(Part of a data file)
-- Begin --
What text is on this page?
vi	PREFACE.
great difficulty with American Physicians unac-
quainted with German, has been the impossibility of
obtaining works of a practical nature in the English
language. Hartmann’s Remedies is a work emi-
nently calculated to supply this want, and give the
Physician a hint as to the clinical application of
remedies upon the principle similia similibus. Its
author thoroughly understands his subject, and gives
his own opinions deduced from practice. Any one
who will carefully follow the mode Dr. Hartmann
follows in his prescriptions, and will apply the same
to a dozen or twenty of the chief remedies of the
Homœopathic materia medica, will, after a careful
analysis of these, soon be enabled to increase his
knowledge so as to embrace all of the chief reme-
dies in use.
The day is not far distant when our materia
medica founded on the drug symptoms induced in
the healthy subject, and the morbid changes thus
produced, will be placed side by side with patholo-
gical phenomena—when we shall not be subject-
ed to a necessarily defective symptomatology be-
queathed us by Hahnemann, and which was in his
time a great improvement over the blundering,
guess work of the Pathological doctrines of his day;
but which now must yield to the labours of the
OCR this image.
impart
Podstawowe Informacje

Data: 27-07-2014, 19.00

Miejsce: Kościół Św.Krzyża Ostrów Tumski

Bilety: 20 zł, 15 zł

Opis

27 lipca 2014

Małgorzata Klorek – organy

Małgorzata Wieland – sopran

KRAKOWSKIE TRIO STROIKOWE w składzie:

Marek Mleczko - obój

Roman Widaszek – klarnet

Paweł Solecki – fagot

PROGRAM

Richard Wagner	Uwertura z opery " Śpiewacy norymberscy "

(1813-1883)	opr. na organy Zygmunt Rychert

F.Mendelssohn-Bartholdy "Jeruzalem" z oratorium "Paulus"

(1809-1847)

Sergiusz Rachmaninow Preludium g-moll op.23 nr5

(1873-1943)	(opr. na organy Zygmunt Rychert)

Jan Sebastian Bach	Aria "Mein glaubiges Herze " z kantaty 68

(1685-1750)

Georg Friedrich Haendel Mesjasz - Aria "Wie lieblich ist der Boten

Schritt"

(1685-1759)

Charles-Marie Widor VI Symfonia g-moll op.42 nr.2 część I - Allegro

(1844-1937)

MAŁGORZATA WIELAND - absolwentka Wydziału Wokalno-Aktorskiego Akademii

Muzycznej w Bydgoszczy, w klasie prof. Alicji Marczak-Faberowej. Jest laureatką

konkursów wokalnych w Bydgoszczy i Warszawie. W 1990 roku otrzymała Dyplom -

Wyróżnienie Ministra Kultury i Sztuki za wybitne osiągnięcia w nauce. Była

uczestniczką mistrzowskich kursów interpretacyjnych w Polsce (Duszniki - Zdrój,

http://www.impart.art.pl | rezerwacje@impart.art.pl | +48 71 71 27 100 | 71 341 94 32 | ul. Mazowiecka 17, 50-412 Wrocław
-- End --
-- Begin --
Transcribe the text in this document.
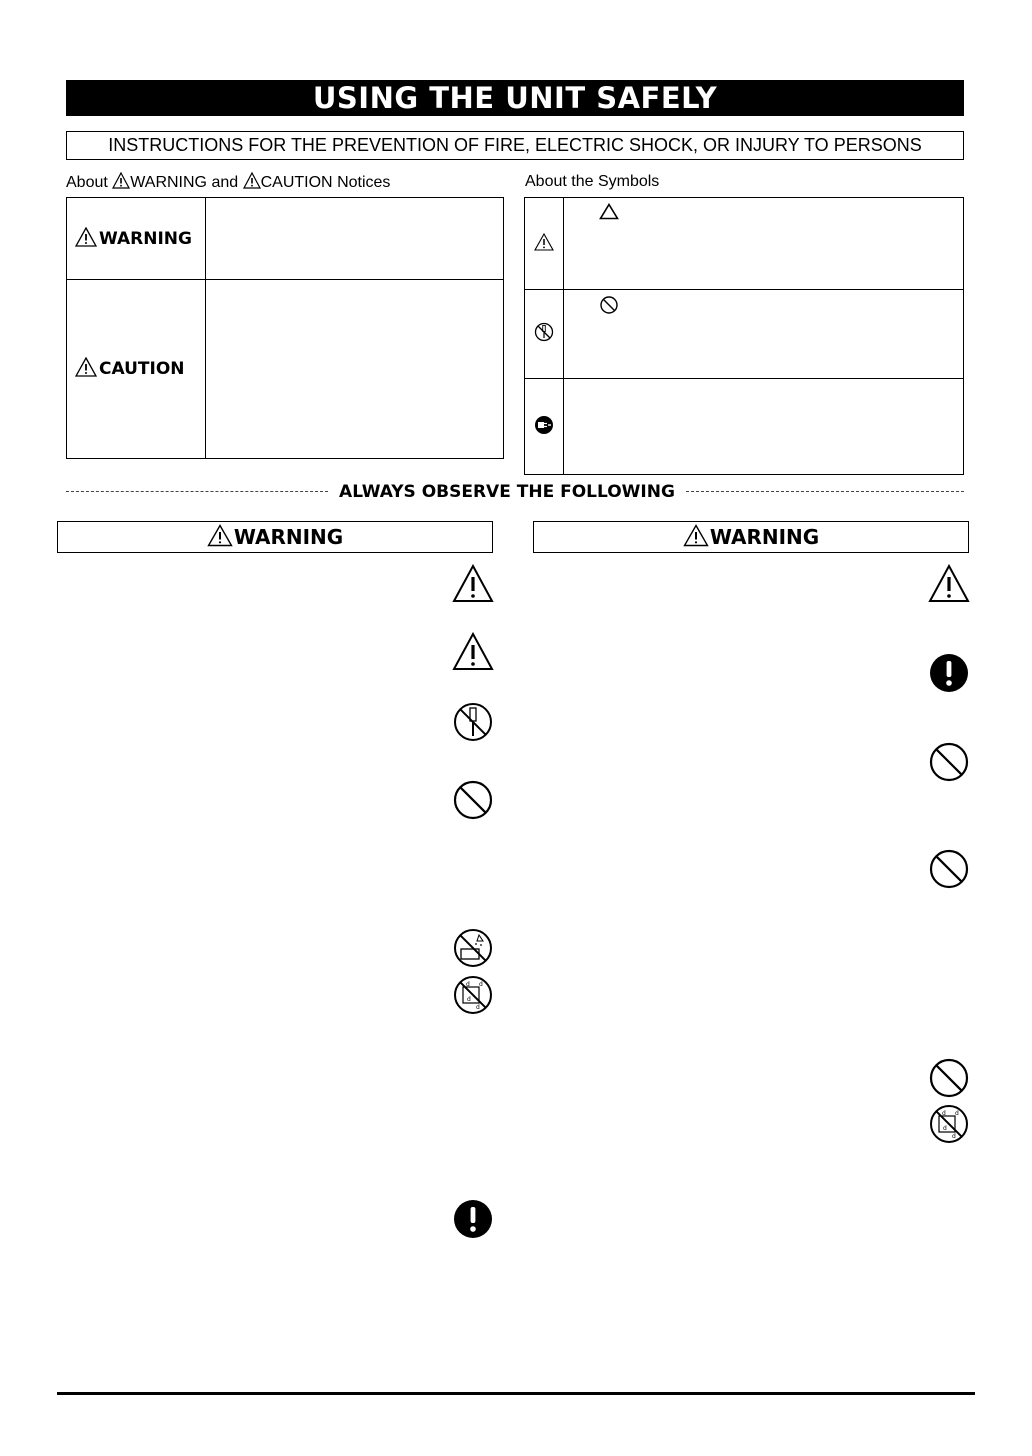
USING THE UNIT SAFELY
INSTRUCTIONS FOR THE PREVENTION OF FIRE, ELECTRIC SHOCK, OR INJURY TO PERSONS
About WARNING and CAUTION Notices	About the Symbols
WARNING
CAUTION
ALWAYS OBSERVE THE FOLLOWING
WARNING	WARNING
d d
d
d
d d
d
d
-- End --
-- Begin --
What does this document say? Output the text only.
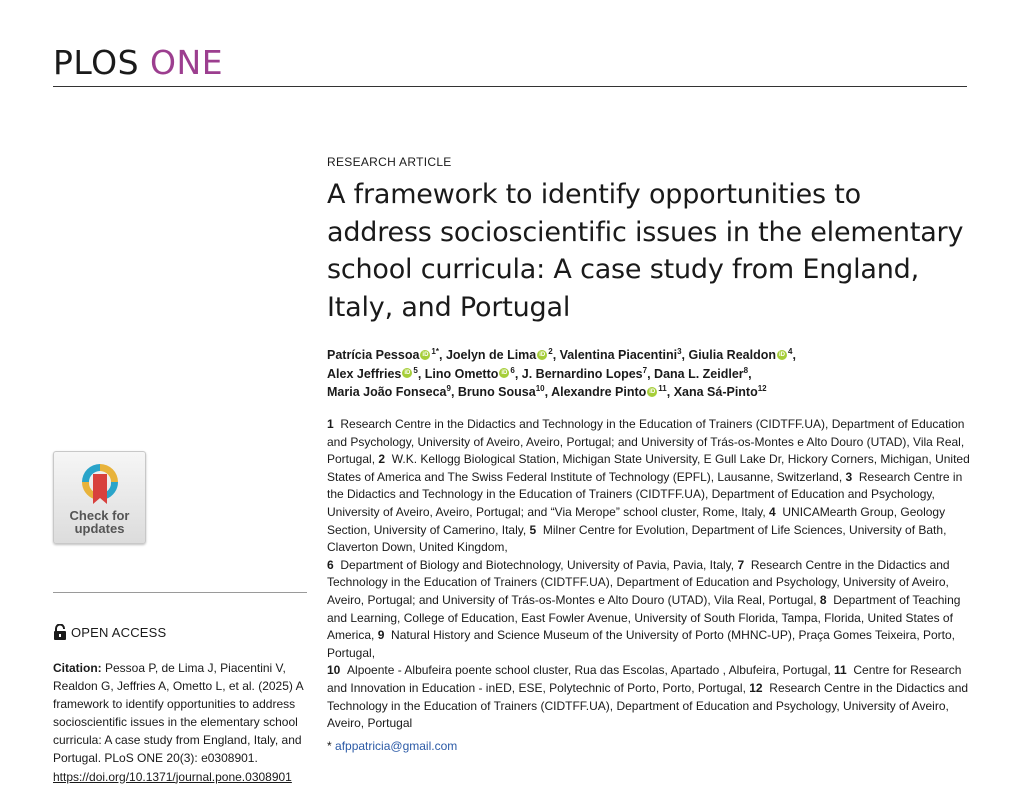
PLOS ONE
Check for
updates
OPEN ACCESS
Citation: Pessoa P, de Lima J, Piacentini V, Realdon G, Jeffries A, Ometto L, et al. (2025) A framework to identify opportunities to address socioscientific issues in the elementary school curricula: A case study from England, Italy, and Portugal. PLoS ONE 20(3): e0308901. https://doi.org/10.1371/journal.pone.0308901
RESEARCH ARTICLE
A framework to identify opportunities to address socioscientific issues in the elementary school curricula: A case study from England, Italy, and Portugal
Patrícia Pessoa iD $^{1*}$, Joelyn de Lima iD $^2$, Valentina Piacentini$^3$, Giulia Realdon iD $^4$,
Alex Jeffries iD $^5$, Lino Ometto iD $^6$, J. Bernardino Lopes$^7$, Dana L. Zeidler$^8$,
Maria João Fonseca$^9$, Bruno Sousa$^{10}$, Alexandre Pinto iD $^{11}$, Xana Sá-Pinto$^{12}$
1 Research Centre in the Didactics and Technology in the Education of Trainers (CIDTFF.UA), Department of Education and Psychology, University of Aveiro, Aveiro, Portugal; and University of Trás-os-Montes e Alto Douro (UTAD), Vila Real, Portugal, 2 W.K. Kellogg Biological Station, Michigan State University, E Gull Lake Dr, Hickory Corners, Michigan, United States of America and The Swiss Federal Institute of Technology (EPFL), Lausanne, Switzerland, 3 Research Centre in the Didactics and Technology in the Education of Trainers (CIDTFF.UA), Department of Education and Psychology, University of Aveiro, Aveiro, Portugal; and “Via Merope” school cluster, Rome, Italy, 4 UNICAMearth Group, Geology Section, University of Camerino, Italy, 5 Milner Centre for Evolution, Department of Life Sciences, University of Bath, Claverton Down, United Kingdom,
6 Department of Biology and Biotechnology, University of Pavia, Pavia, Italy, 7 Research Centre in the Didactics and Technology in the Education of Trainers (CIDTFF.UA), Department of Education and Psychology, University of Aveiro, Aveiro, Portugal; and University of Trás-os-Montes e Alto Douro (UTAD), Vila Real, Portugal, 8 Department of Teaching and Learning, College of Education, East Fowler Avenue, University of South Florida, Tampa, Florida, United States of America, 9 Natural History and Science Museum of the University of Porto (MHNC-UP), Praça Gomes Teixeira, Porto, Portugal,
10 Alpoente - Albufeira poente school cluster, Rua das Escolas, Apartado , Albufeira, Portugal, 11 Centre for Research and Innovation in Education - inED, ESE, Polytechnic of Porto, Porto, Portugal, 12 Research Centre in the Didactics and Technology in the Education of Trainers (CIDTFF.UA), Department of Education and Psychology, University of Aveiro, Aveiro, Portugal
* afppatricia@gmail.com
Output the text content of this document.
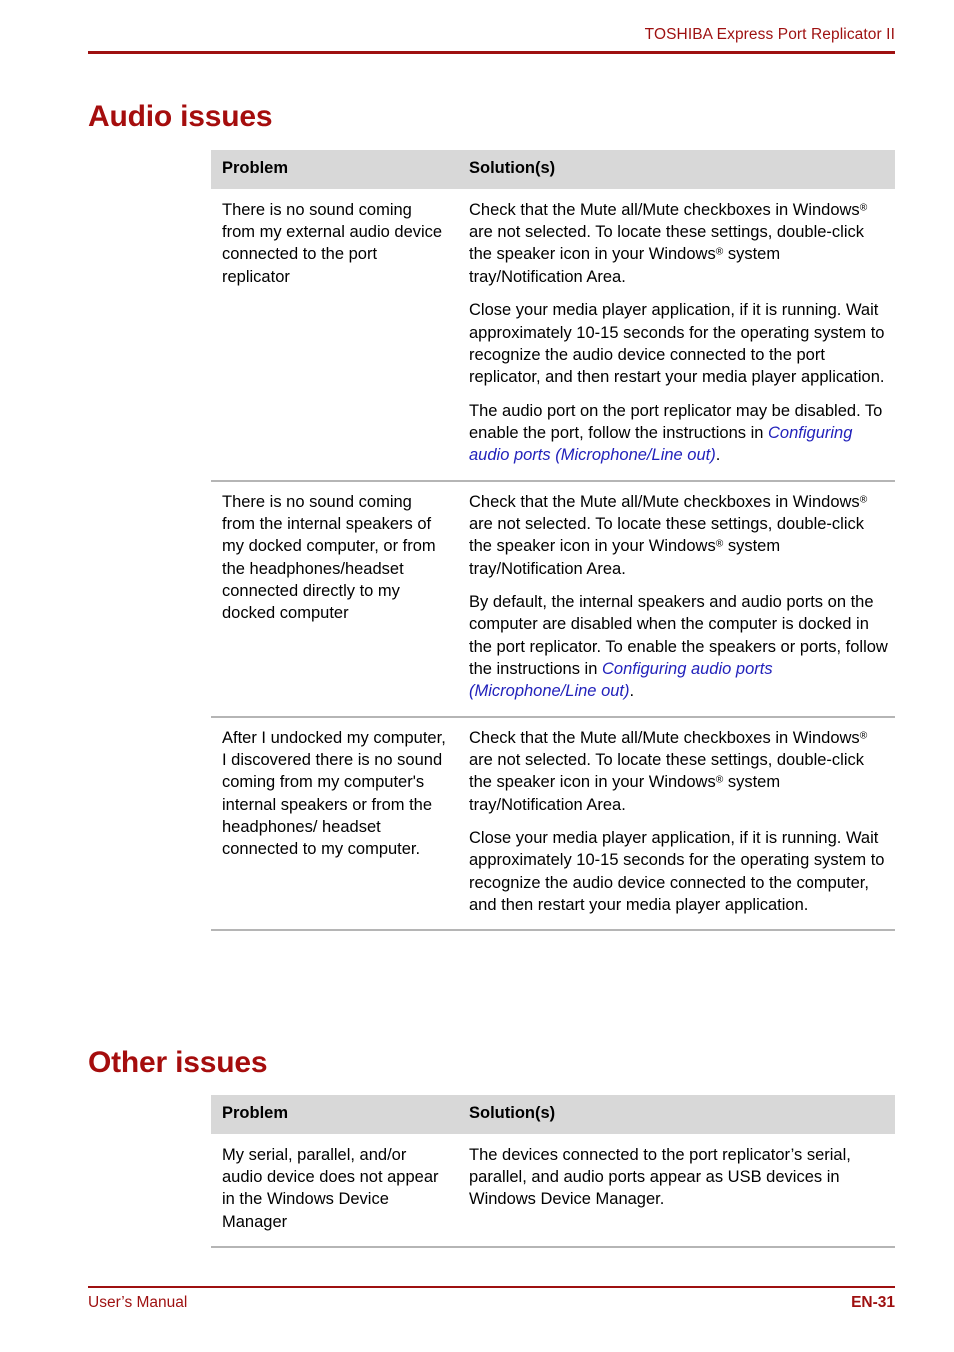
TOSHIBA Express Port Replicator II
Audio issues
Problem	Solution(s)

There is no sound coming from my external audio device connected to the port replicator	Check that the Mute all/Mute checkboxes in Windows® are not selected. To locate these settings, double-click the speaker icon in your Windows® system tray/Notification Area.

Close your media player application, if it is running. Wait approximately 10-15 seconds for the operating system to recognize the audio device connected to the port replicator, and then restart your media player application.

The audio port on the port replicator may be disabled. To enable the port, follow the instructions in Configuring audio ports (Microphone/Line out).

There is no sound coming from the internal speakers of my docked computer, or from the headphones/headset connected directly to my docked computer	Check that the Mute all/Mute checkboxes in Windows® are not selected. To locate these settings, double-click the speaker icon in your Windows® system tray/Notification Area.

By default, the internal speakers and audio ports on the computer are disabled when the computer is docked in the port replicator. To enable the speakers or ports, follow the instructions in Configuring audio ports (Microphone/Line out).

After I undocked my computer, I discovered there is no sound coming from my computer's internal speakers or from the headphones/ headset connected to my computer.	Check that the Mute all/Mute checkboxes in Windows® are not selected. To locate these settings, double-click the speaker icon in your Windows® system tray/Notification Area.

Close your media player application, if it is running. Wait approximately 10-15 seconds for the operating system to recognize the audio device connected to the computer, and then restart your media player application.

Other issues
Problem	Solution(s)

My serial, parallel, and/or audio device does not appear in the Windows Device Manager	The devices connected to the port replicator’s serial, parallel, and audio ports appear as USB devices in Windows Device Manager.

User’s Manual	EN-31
-- End --
Select every line of the records holding the string "Wait".

PROBLEM SOLUTION
Close your media player application, if it is running. Wait approximately 10-15 seconds for the operating system to recognize the audio device connected to the port replicator, and then restart your media player application.
Close your media player application, if it is running. Wait approximately 10-15 seconds for the operating system to recognize the audio device connected to the computer, and then restart your media player application.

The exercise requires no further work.